[REQUEST]:
Check each line of the listing for the string "соответствии", count the lines that have it, and answer with that number only.

Part of a data file:
+--
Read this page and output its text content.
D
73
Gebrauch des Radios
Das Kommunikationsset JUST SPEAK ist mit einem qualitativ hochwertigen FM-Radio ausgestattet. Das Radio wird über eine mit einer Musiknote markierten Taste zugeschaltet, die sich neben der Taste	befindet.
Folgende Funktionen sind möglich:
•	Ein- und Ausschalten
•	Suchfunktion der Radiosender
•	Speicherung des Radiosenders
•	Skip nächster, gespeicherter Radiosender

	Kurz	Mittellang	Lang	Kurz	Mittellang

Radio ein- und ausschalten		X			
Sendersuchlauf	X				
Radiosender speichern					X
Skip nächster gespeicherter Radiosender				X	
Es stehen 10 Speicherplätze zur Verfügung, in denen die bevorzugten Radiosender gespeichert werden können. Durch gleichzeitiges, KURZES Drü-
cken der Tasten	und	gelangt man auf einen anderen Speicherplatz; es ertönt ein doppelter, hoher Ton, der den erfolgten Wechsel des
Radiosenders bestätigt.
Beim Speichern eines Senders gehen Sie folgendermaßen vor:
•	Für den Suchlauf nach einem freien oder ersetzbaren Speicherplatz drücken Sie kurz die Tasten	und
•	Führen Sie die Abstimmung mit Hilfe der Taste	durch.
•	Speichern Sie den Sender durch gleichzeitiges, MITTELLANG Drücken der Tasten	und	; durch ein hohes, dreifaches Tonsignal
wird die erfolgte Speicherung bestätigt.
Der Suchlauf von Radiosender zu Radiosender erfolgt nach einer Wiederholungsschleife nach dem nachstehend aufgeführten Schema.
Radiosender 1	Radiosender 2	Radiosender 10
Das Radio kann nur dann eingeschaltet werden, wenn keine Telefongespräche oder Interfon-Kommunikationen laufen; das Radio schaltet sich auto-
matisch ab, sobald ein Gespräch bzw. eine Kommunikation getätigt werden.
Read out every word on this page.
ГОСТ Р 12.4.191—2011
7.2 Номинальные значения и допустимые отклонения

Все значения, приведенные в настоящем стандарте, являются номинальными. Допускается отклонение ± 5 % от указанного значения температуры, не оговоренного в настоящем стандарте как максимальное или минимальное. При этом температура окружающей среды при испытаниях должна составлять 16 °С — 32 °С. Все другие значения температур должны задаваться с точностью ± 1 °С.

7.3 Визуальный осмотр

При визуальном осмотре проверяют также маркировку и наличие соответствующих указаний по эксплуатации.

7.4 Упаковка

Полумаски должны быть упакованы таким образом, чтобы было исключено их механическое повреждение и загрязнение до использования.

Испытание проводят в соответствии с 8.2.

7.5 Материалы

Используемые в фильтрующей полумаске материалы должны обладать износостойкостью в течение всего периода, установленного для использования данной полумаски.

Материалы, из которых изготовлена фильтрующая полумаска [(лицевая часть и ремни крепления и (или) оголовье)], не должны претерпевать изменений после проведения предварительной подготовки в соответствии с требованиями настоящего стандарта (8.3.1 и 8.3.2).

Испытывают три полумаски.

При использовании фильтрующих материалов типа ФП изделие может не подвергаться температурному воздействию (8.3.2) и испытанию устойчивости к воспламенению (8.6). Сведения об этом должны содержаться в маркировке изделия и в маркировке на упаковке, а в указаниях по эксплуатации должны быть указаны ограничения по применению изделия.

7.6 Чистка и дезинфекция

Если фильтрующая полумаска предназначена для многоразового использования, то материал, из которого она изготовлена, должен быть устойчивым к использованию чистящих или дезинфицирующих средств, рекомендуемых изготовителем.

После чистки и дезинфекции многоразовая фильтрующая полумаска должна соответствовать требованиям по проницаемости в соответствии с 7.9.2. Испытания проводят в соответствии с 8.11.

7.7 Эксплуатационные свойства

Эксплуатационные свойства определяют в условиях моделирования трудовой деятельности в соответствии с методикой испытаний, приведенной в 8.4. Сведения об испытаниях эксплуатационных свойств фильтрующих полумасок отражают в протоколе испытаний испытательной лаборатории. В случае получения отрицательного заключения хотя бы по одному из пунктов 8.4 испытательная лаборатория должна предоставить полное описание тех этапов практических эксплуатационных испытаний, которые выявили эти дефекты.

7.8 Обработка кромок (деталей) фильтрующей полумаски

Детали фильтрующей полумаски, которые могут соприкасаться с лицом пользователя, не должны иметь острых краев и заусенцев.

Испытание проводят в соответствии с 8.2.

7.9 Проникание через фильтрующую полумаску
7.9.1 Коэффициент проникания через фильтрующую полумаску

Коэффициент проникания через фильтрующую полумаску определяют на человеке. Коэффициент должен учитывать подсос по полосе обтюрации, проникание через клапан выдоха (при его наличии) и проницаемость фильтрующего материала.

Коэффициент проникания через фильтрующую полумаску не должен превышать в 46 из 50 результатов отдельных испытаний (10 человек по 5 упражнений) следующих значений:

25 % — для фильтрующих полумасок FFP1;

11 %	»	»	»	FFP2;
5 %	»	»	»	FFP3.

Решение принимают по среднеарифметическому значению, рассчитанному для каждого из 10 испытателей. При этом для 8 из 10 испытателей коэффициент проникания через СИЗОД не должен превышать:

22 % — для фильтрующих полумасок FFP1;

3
+--
[TASK RESULT]:
5